## Data shown

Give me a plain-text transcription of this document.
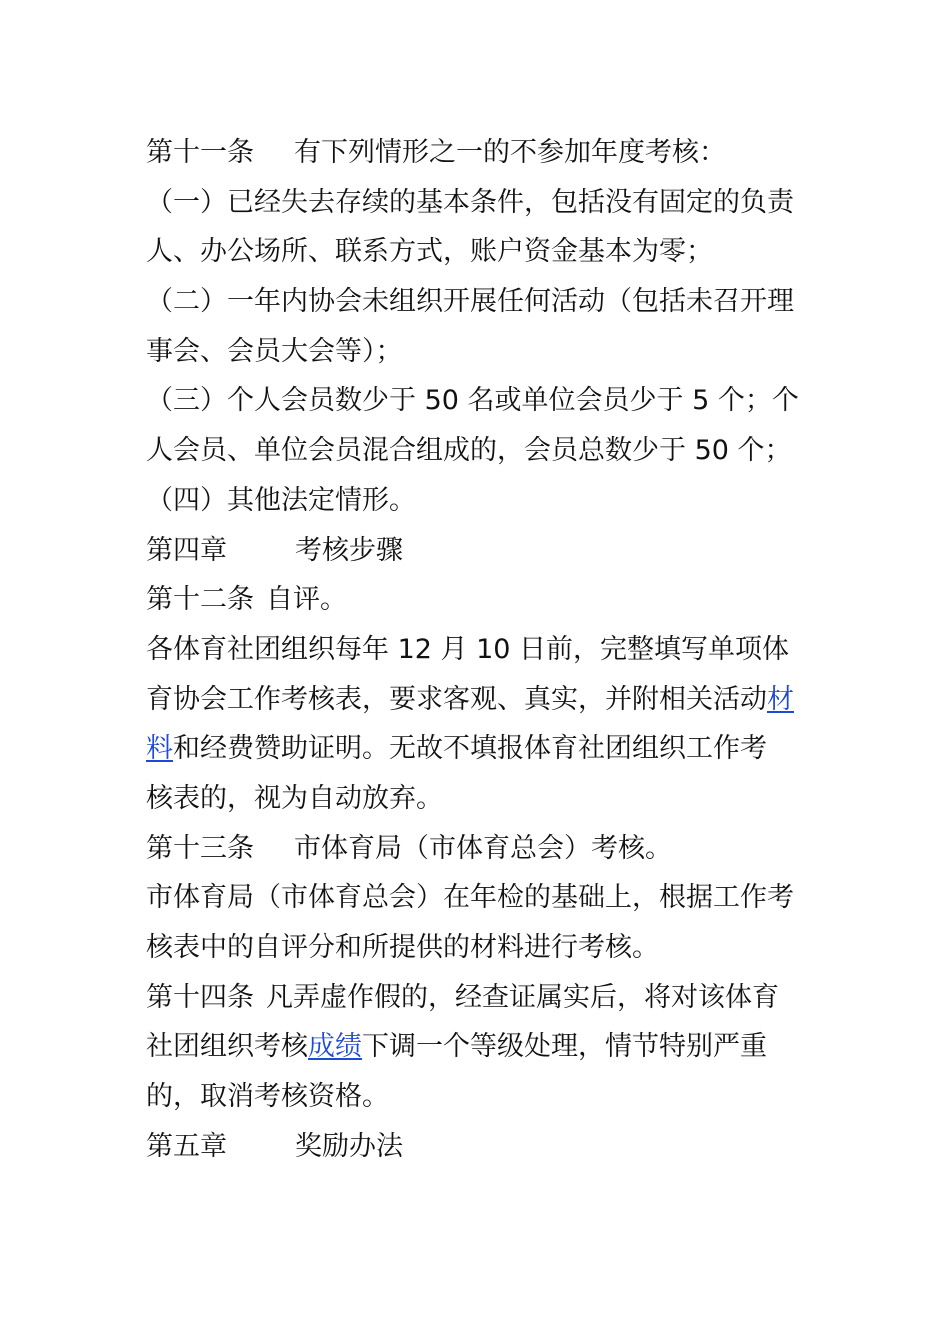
第十一条 有下列情形之一的不参加年度考核：
（一）已经失去存续的基本条件，包括没有固定的负责
人、办公场所、联系方式，账户资金基本为零；
（二）一年内协会未组织开展任何活动（包括未召开理
事会、会员大会等）；
（三）个人会员数少于 50 名或单位会员少于 5 个；个
人会员、单位会员混合组成的，会员总数少于 50 个；
（四）其他法定情形。
第四章	考核步骤
第十二条 自评。
各体育社团组织每年 12 月 10 日前，完整填写单项体
育协会工作考核表，要求客观、真实，并附相关活动材
料和经费赞助证明。无故不填报体育社团组织工作考
核表的，视为自动放弃。
第十三条 市体育局（市体育总会）考核。
市体育局（市体育总会）在年检的基础上，根据工作考
核表中的自评分和所提供的材料进行考核。
第十四条 凡弄虚作假的，经查证属实后，将对该体育
社团组织考核成绩下调一个等级处理，情节特别严重
的，取消考核资格。
第五章	奖励办法
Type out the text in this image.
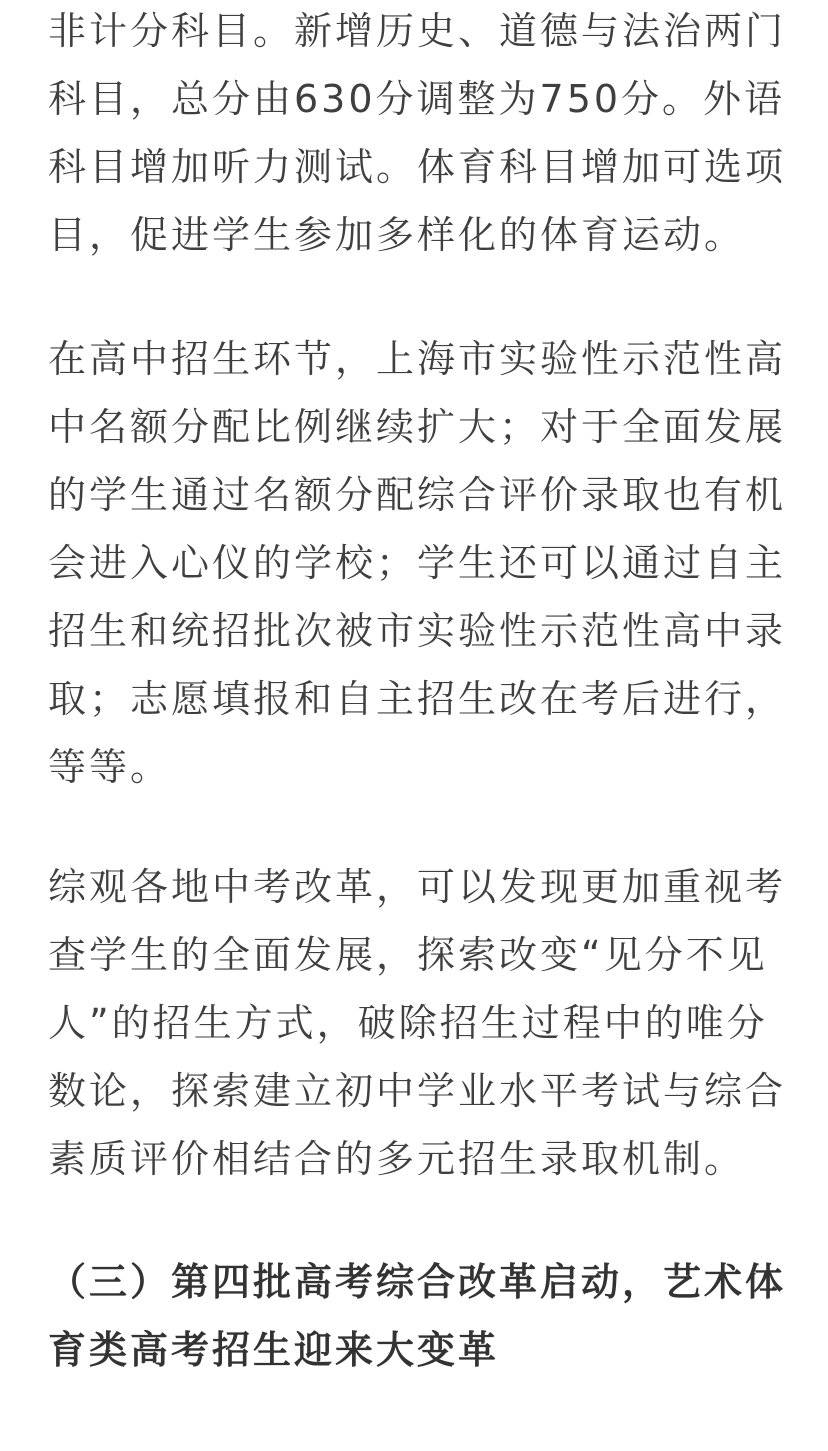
非计分科目。新增历史、道德与法治两门
科目，总分由630分调整为750分。外语
科目增加听力测试。体育科目增加可选项
目，促进学生参加多样化的体育运动。

在高中招生环节，上海市实验性示范性高
中名额分配比例继续扩大；对于全面发展
的学生通过名额分配综合评价录取也有机
会进入心仪的学校；学生还可以通过自主
招生和统招批次被市实验性示范性高中录
取；志愿填报和自主招生改在考后进行，
等等。

综观各地中考改革，可以发现更加重视考
查学生的全面发展，探索改变“见分不见
人”的招生方式，破除招生过程中的唯分
数论，探索建立初中学业水平考试与综合
素质评价相结合的多元招生录取机制。

（三）第四批高考综合改革启动，艺术体
育类高考招生迎来大变革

## Description of the task
With the pictures left out, please output each line from the one containing "Type out the text in this image." through the end of the entries, exactly as it is.

## Worked solution
Type out the text in this image.
非计分科目。新增历史、道德与法治两门
科目，总分由630分调整为750分。外语
科目增加听力测试。体育科目增加可选项
目，促进学生参加多样化的体育运动。

在高中招生环节，上海市实验性示范性高
中名额分配比例继续扩大；对于全面发展
的学生通过名额分配综合评价录取也有机
会进入心仪的学校；学生还可以通过自主
招生和统招批次被市实验性示范性高中录
取；志愿填报和自主招生改在考后进行，
等等。

综观各地中考改革，可以发现更加重视考
查学生的全面发展，探索改变“见分不见
人”的招生方式，破除招生过程中的唯分
数论，探索建立初中学业水平考试与综合
素质评价相结合的多元招生录取机制。

（三）第四批高考综合改革启动，艺术体
育类高考招生迎来大变革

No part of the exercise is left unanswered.